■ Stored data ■
'''
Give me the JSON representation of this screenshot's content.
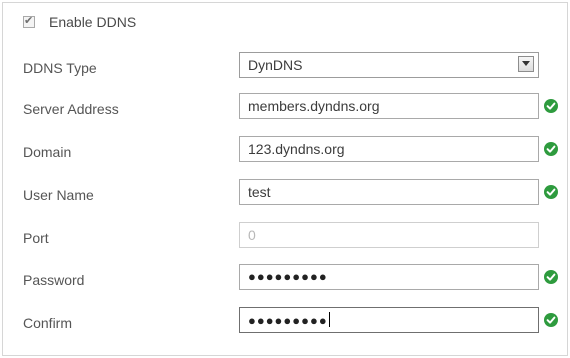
{
  "enable": {
    "label": "Enable DDNS",
    "checked": true
  },
  "form": {
    "ddns_type": {
      "label": "DDNS Type",
      "value": "DynDNS"
    },
    "server_address": {
      "label": "Server Address",
      "value": "members.dyndns.org"
    },
    "domain": {
      "label": "Domain",
      "value": "123.dyndns.org"
    },
    "user_name": {
      "label": "User Name",
      "value": "test"
    },
    "port": {
      "label": "Port",
      "value": "0"
    },
    "password": {
      "label": "Password",
      "value": "●●●●●●●●●"
    },
    "confirm": {
      "label": "Confirm",
      "value": "●●●●●●●●●"
    }
  },
  "icons": {
    "valid": "check-circle-icon",
    "dropdown": "chevron-down-icon"
  },
  "colors": {
    "valid": "#2e9b3e",
    "field_border": "#a9a9a9",
    "disabled_border": "#cfcfcf"
  }
}
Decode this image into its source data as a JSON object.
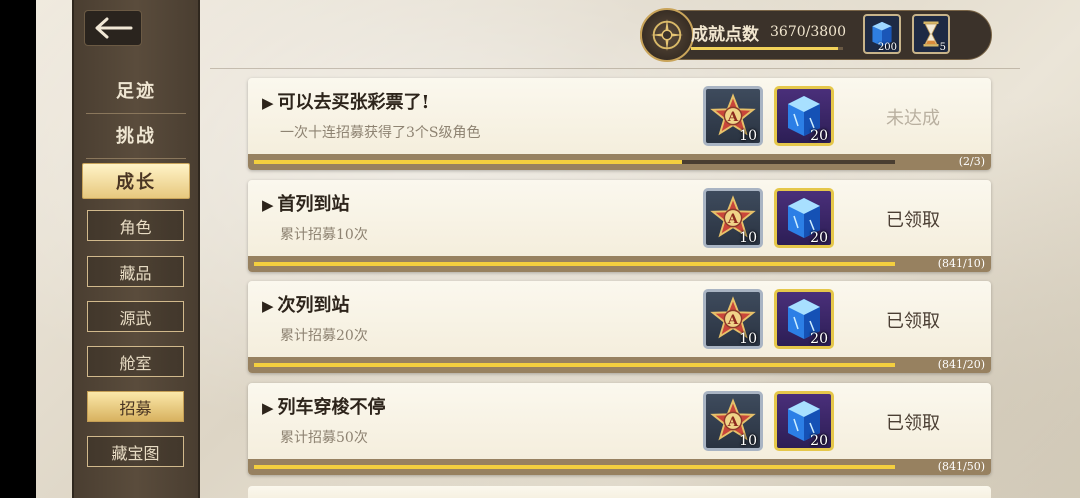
{
  "header": {
    "achievement_label": "成就点数",
    "achievement_value": "3670/3800",
    "achievement_fraction": 0.966,
    "resources": [
      {
        "icon": "blue-crystal-icon",
        "count": "200"
      },
      {
        "icon": "hourglass-icon",
        "count": "5"
      }
    ]
  },
  "sidebar": {
    "main_items": [
      {
        "label": "足迹"
      },
      {
        "label": "挑战"
      },
      {
        "label": "成长",
        "active": true
      }
    ],
    "sub_items": [
      {
        "label": "角色"
      },
      {
        "label": "藏品"
      },
      {
        "label": "源武"
      },
      {
        "label": "舱室"
      },
      {
        "label": "招募",
        "active": true
      },
      {
        "label": "藏宝图"
      }
    ]
  },
  "achievements": [
    {
      "title": "可以去买张彩票了!",
      "desc": "一次十连招募获得了3个S级角色",
      "rewards": [
        {
          "icon": "a-star-medal-icon",
          "count": "10"
        },
        {
          "icon": "blue-crystal-icon",
          "count": "20"
        }
      ],
      "status": "未达成",
      "progress_text": "(2/3)",
      "progress": 0.667
    },
    {
      "title": "首列到站",
      "desc": "累计招募10次",
      "rewards": [
        {
          "icon": "a-star-medal-icon",
          "count": "10"
        },
        {
          "icon": "blue-crystal-icon",
          "count": "20"
        }
      ],
      "status": "已领取",
      "progress_text": "(841/10)",
      "progress": 1
    },
    {
      "title": "次列到站",
      "desc": "累计招募20次",
      "rewards": [
        {
          "icon": "a-star-medal-icon",
          "count": "10"
        },
        {
          "icon": "blue-crystal-icon",
          "count": "20"
        }
      ],
      "status": "已领取",
      "progress_text": "(841/20)",
      "progress": 1
    },
    {
      "title": "列车穿梭不停",
      "desc": "累计招募50次",
      "rewards": [
        {
          "icon": "a-star-medal-icon",
          "count": "10"
        },
        {
          "icon": "blue-crystal-icon",
          "count": "20"
        }
      ],
      "status": "已领取",
      "progress_text": "(841/50)",
      "progress": 1
    }
  ],
  "colors": {
    "sidebar": "#4a3e31",
    "highlight": "#e7c87e",
    "progress_fill": "#f3cf3f",
    "progress_track": "#978160"
  }
}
'''
■ Description of the task ■
Give back the whole listing as it stands, minus its pictures.

■ Output for this exercise ■
Give me the JSON representation of this screenshot's content.
{
  "enable": {
    "label": "Enable DDNS",
    "checked": true
  },
  "form": {
    "ddns_type": {
      "label": "DDNS Type",
      "value": "DynDNS"
    },
    "server_address": {
      "label": "Server Address",
      "value": "members.dyndns.org"
    },
    "domain": {
      "label": "Domain",
      "value": "123.dyndns.org"
    },
    "user_name": {
      "label": "User Name",
      "value": "test"
    },
    "port": {
      "label": "Port",
      "value": "0"
    },
    "password": {
      "label": "Password",
      "value": "●●●●●●●●●"
    },
    "confirm": {
      "label": "Confirm",
      "value": "●●●●●●●●●"
    }
  },
  "icons": {
    "valid": "check-circle-icon",
    "dropdown": "chevron-down-icon"
  },
  "colors": {
    "valid": "#2e9b3e",
    "field_border": "#a9a9a9",
    "disabled_border": "#cfcfcf"
  }
}
Decode this image into its source data as a JSON object.
{
  "header": {
    "achievement_label": "成就点数",
    "achievement_value": "3670/3800",
    "achievement_fraction": 0.966,
    "resources": [
      {
        "icon": "blue-crystal-icon",
        "count": "200"
      },
      {
        "icon": "hourglass-icon",
        "count": "5"
      }
    ]
  },
  "sidebar": {
    "main_items": [
      {
        "label": "足迹"
      },
      {
        "label": "挑战"
      },
      {
        "label": "成长",
        "active": true
      }
    ],
    "sub_items": [
      {
        "label": "角色"
      },
      {
        "label": "藏品"
      },
      {
        "label": "源武"
      },
      {
        "label": "舱室"
      },
      {
        "label": "招募",
        "active": true
      },
      {
        "label": "藏宝图"
      }
    ]
  },
  "achievements": [
    {
      "title": "可以去买张彩票了!",
      "desc": "一次十连招募获得了3个S级角色",
      "rewards": [
        {
          "icon": "a-star-medal-icon",
          "count": "10"
        },
        {
          "icon": "blue-crystal-icon",
          "count": "20"
        }
      ],
      "status": "未达成",
      "progress_text": "(2/3)",
      "progress": 0.667
    },
    {
      "title": "首列到站",
      "desc": "累计招募10次",
      "rewards": [
        {
          "icon": "a-star-medal-icon",
          "count": "10"
        },
        {
          "icon": "blue-crystal-icon",
          "count": "20"
        }
      ],
      "status": "已领取",
      "progress_text": "(841/10)",
      "progress": 1
    },
    {
      "title": "次列到站",
      "desc": "累计招募20次",
      "rewards": [
        {
          "icon": "a-star-medal-icon",
          "count": "10"
        },
        {
          "icon": "blue-crystal-icon",
          "count": "20"
        }
      ],
      "status": "已领取",
      "progress_text": "(841/20)",
      "progress": 1
    },
    {
      "title": "列车穿梭不停",
      "desc": "累计招募50次",
      "rewards": [
        {
          "icon": "a-star-medal-icon",
          "count": "10"
        },
        {
          "icon": "blue-crystal-icon",
          "count": "20"
        }
      ],
      "status": "已领取",
      "progress_text": "(841/50)",
      "progress": 1
    }
  ],
  "colors": {
    "sidebar": "#4a3e31",
    "highlight": "#e7c87e",
    "progress_fill": "#f3cf3f",
    "progress_track": "#978160"
  }
}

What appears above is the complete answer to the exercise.